» **What is needed**
Pictures stay out; everything else in the records below is copied exactly.

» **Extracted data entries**
--
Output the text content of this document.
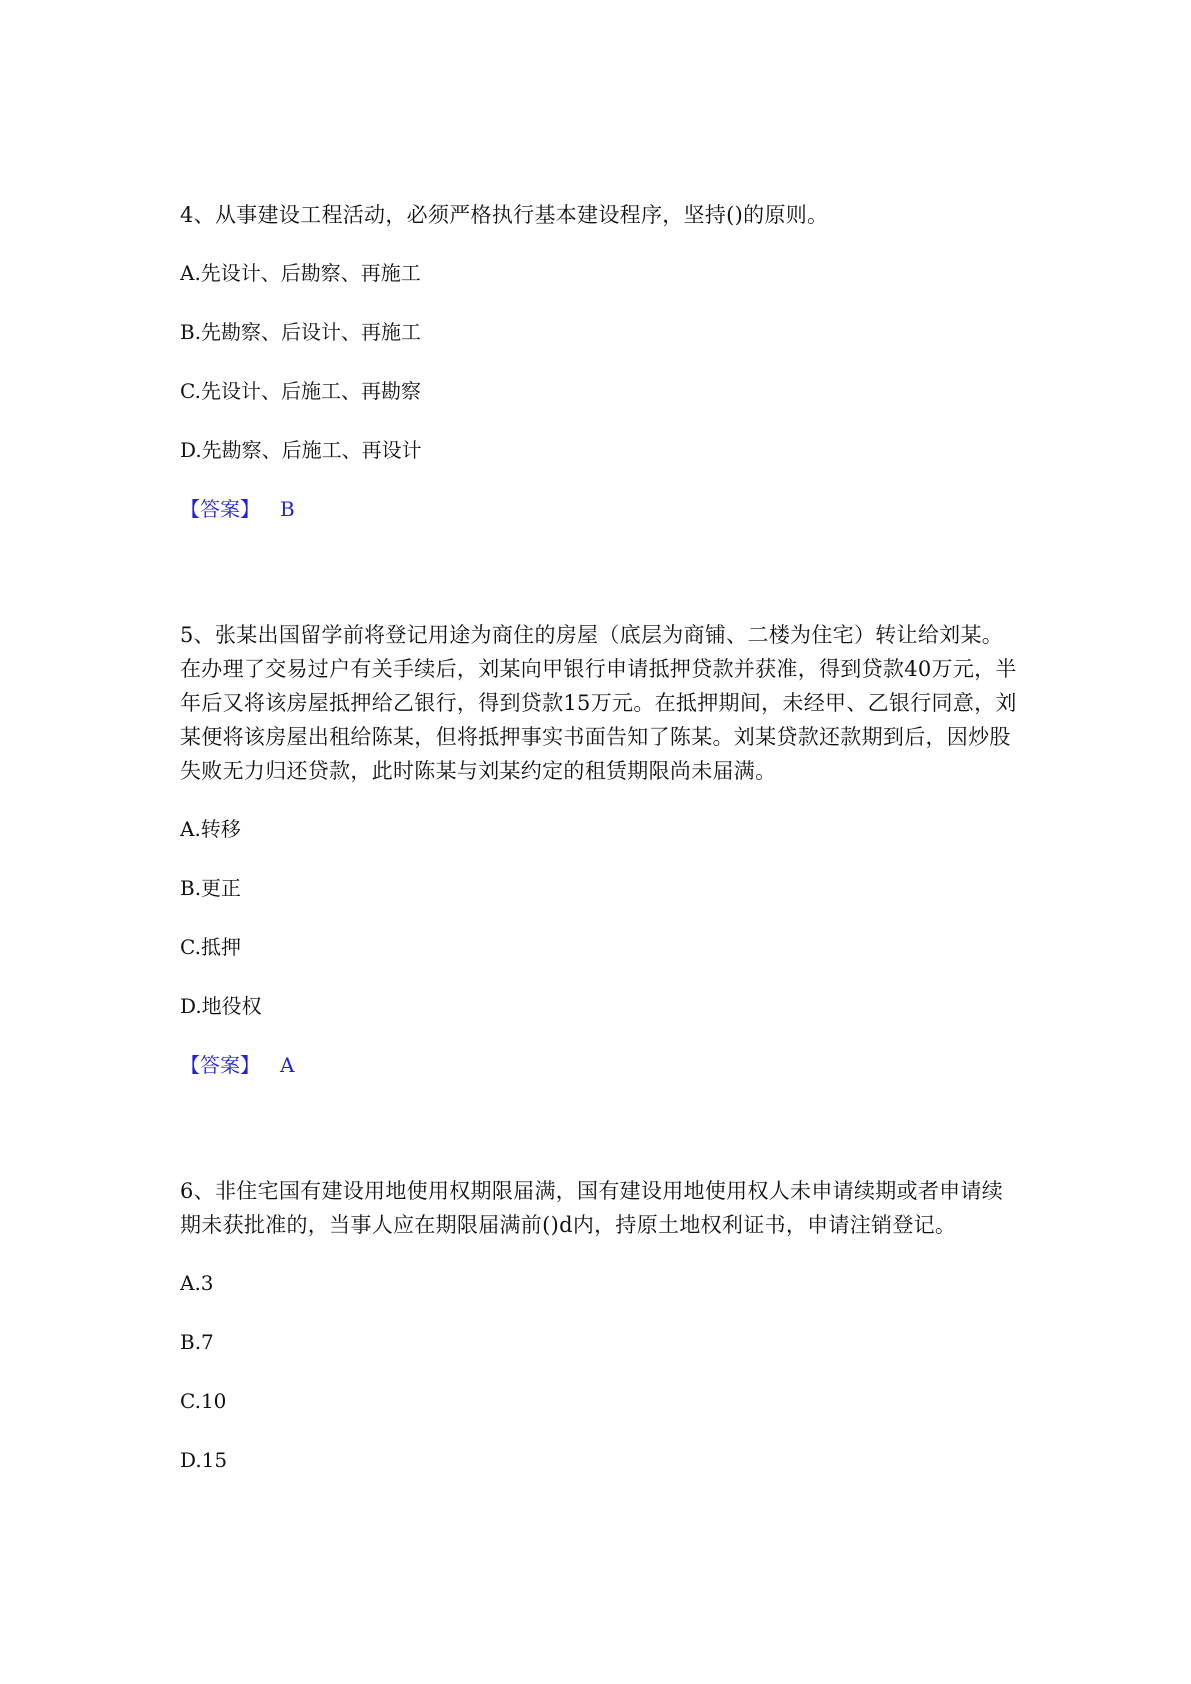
4、从事建设工程活动，必须严格执行基本建设程序，坚持()的原则。

A.先设计、后勘察、再施工
B.先勘察、后设计、再施工
C.先设计、后施工、再勘察
D.先勘察、后施工、再设计
【答案】 B

5、张某出国留学前将登记用途为商住的房屋（底层为商铺、二楼为住宅）转让给刘某。在办理了交易过户有关手续后，刘某向甲银行申请抵押贷款并获准，得到贷款40万元，半年后又将该房屋抵押给乙银行，得到贷款15万元。在抵押期间，未经甲、乙银行同意，刘某便将该房屋出租给陈某，但将抵押事实书面告知了陈某。刘某贷款还款期到后，因炒股失败无力归还贷款，此时陈某与刘某约定的租赁期限尚未届满。

A.转移
B.更正
C.抵押
D.地役权
【答案】 A

6、非住宅国有建设用地使用权期限届满，国有建设用地使用权人未申请续期或者申请续期未获批准的，当事人应在期限届满前()d内，持原土地权利证书，申请注销登记。

A.3
B.7
C.10
D.15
--
» **Response for this exercise**
Output the text content of this document.
4、从事建设工程活动，必须严格执行基本建设程序，坚持()的原则。

A.先设计、后勘察、再施工
B.先勘察、后设计、再施工
C.先设计、后施工、再勘察
D.先勘察、后施工、再设计
【答案】 B

5、张某出国留学前将登记用途为商住的房屋（底层为商铺、二楼为住宅）转让给刘某。在办理了交易过户有关手续后，刘某向甲银行申请抵押贷款并获准，得到贷款40万元，半年后又将该房屋抵押给乙银行，得到贷款15万元。在抵押期间，未经甲、乙银行同意，刘某便将该房屋出租给陈某，但将抵押事实书面告知了陈某。刘某贷款还款期到后，因炒股失败无力归还贷款，此时陈某与刘某约定的租赁期限尚未届满。

A.转移
B.更正
C.抵押
D.地役权
【答案】 A

6、非住宅国有建设用地使用权期限届满，国有建设用地使用权人未申请续期或者申请续期未获批准的，当事人应在期限届满前()d内，持原土地权利证书，申请注销登记。

A.3
B.7
C.10
D.15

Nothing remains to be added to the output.